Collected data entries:
▬▬▬▬▬▬

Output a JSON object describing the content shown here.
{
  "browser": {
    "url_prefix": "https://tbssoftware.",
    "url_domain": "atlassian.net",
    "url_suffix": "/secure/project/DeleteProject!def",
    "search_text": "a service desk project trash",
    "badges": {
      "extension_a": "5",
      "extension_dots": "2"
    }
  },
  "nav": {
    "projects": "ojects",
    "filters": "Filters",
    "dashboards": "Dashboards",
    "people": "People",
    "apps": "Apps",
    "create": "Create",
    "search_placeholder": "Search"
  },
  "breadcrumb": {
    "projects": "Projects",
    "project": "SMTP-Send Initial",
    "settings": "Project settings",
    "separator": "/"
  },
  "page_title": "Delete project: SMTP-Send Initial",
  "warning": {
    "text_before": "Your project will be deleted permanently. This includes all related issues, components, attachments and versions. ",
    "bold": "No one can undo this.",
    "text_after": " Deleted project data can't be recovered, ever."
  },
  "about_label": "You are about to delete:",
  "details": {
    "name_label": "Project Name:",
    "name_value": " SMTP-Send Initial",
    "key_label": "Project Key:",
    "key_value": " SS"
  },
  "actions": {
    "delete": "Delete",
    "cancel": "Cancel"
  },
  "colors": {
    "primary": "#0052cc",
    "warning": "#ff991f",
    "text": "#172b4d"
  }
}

▬▬▬▬▬▬

Instructions for the task: Retype the data exactly as given.

Result of the task:
Output a JSON object describing the content shown here.
{
  "browser": {
    "url_prefix": "https://tbssoftware.",
    "url_domain": "atlassian.net",
    "url_suffix": "/secure/project/DeleteProject!def",
    "search_text": "a service desk project trash",
    "badges": {
      "extension_a": "5",
      "extension_dots": "2"
    }
  },
  "nav": {
    "projects": "ojects",
    "filters": "Filters",
    "dashboards": "Dashboards",
    "people": "People",
    "apps": "Apps",
    "create": "Create",
    "search_placeholder": "Search"
  },
  "breadcrumb": {
    "projects": "Projects",
    "project": "SMTP-Send Initial",
    "settings": "Project settings",
    "separator": "/"
  },
  "page_title": "Delete project: SMTP-Send Initial",
  "warning": {
    "text_before": "Your project will be deleted permanently. This includes all related issues, components, attachments and versions. ",
    "bold": "No one can undo this.",
    "text_after": " Deleted project data can't be recovered, ever."
  },
  "about_label": "You are about to delete:",
  "details": {
    "name_label": "Project Name:",
    "name_value": " SMTP-Send Initial",
    "key_label": "Project Key:",
    "key_value": " SS"
  },
  "actions": {
    "delete": "Delete",
    "cancel": "Cancel"
  },
  "colors": {
    "primary": "#0052cc",
    "warning": "#ff991f",
    "text": "#172b4d"
  }
}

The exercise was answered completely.